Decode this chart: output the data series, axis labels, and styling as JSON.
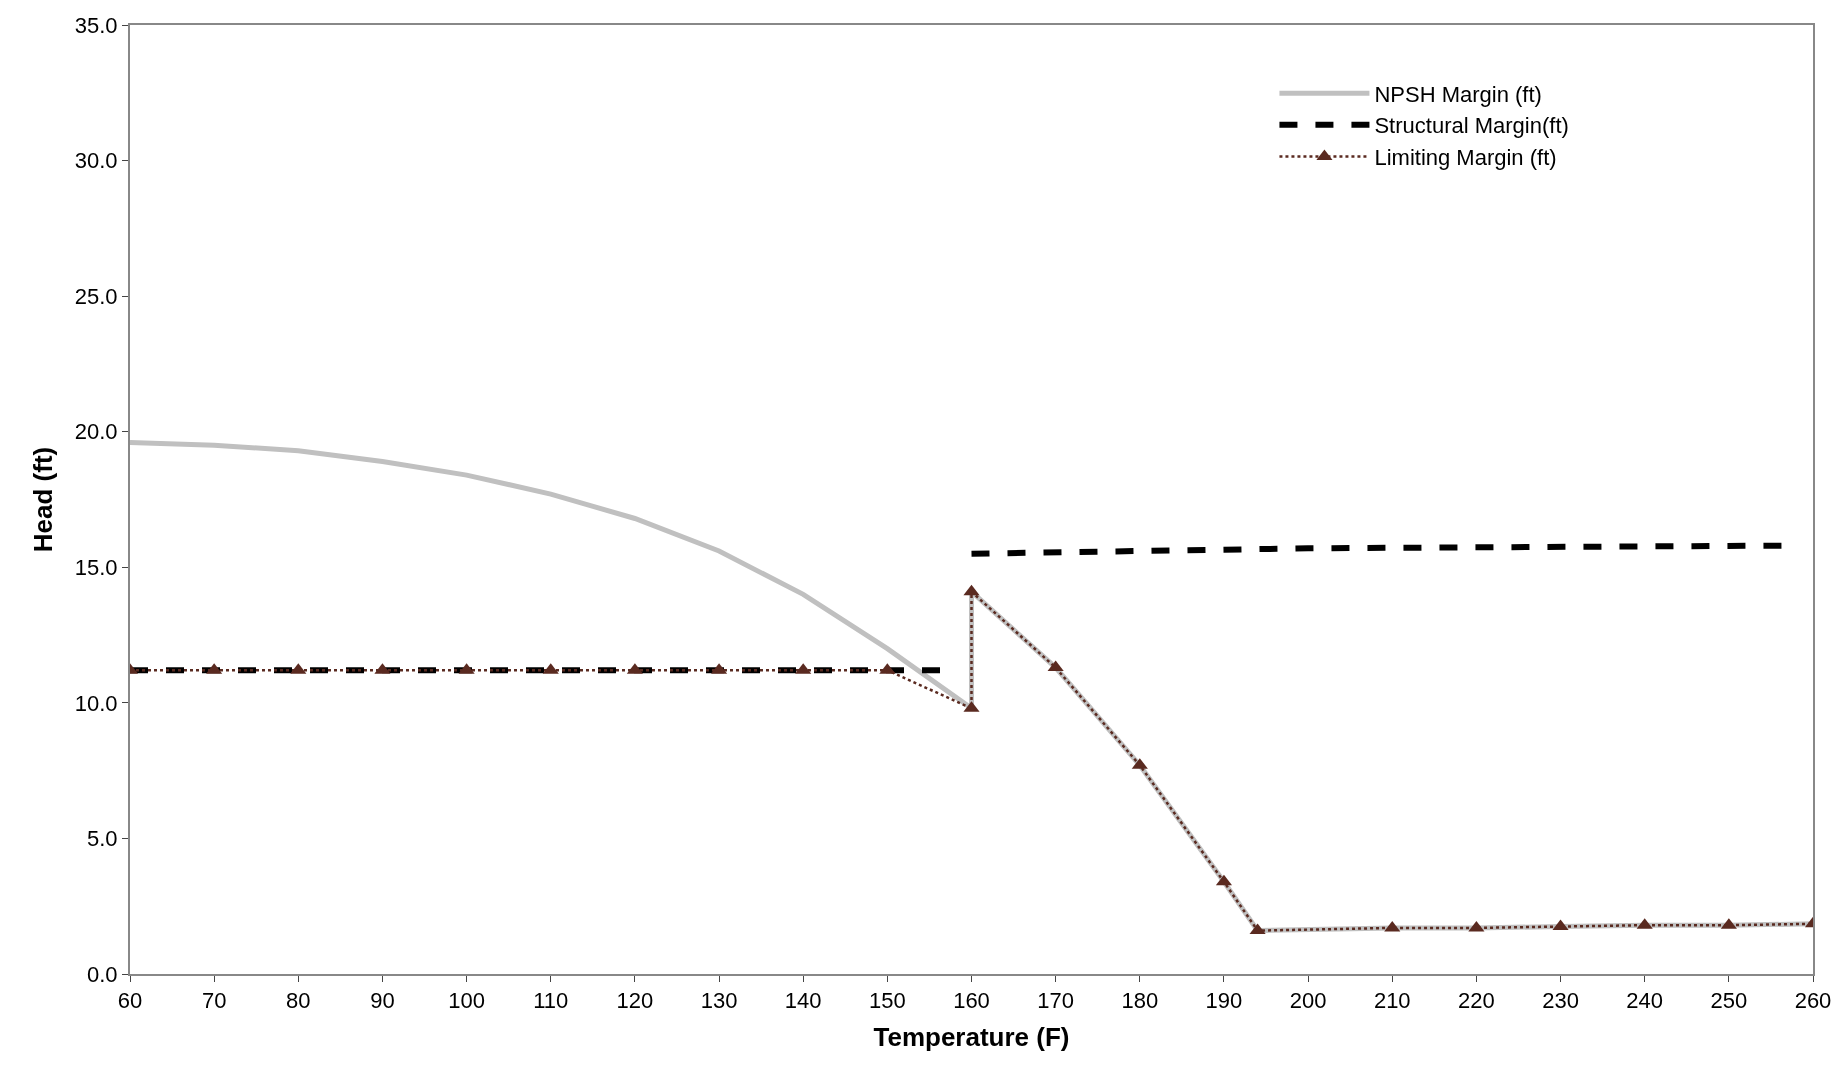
{
  "chart_data": {
    "type": "line",
    "xlabel": "Temperature (F)",
    "ylabel": "Head (ft)",
    "xlim": [
      60,
      260
    ],
    "xticks": [
      60,
      70,
      80,
      90,
      100,
      110,
      120,
      130,
      140,
      150,
      160,
      170,
      180,
      190,
      200,
      210,
      220,
      230,
      240,
      250,
      260
    ],
    "ylim": [
      0,
      35
    ],
    "yticks": [
      {
        "value": 0,
        "label": "0.0"
      },
      {
        "value": 5,
        "label": "5.0"
      },
      {
        "value": 10,
        "label": "10.0"
      },
      {
        "value": 15,
        "label": "15.0"
      },
      {
        "value": 20,
        "label": "20.0"
      },
      {
        "value": 25,
        "label": "25.0"
      },
      {
        "value": 30,
        "label": "30.0"
      },
      {
        "value": 35,
        "label": "35.0"
      }
    ],
    "grid": false,
    "legend": "top right",
    "series": [
      {
        "name": "NPSH Margin (ft)",
        "color": "#c0c0c0",
        "line_style": "solid",
        "marker": "none",
        "x": [
          60,
          70,
          80,
          90,
          100,
          110,
          120,
          130,
          140,
          150,
          160,
          160,
          170,
          180,
          190,
          194,
          210,
          220,
          230,
          240,
          250,
          260
        ],
        "values": [
          19.6,
          19.5,
          19.3,
          18.9,
          18.4,
          17.7,
          16.8,
          15.6,
          14.0,
          12.0,
          9.8,
          14.1,
          11.3,
          7.7,
          3.4,
          1.6,
          1.7,
          1.7,
          1.75,
          1.8,
          1.8,
          1.85
        ]
      },
      {
        "name": "Structural Margin(ft)",
        "color": "#000000",
        "line_style": "dashed",
        "marker": "none",
        "x": [
          60,
          157,
          158,
          160,
          200,
          257
        ],
        "values": [
          11.2,
          11.2,
          null,
          15.5,
          15.7,
          15.8
        ]
      },
      {
        "name": "Limiting Margin (ft)",
        "color": "#5a2a20",
        "line_style": "dotted",
        "marker": "triangle",
        "x": [
          60,
          70,
          80,
          90,
          100,
          110,
          120,
          130,
          140,
          150,
          160,
          160,
          170,
          180,
          190,
          194,
          210,
          220,
          230,
          240,
          250,
          260
        ],
        "values": [
          11.2,
          11.2,
          11.2,
          11.2,
          11.2,
          11.2,
          11.2,
          11.2,
          11.2,
          11.2,
          9.8,
          14.1,
          11.3,
          7.7,
          3.4,
          1.6,
          1.7,
          1.7,
          1.75,
          1.8,
          1.8,
          1.85
        ]
      }
    ]
  }
}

Given exercise: Gather all lines of the records that include the word "color".

Response below:
        "color": "#c0c0c0",
        "color": "#000000",
        "color": "#5a2a20",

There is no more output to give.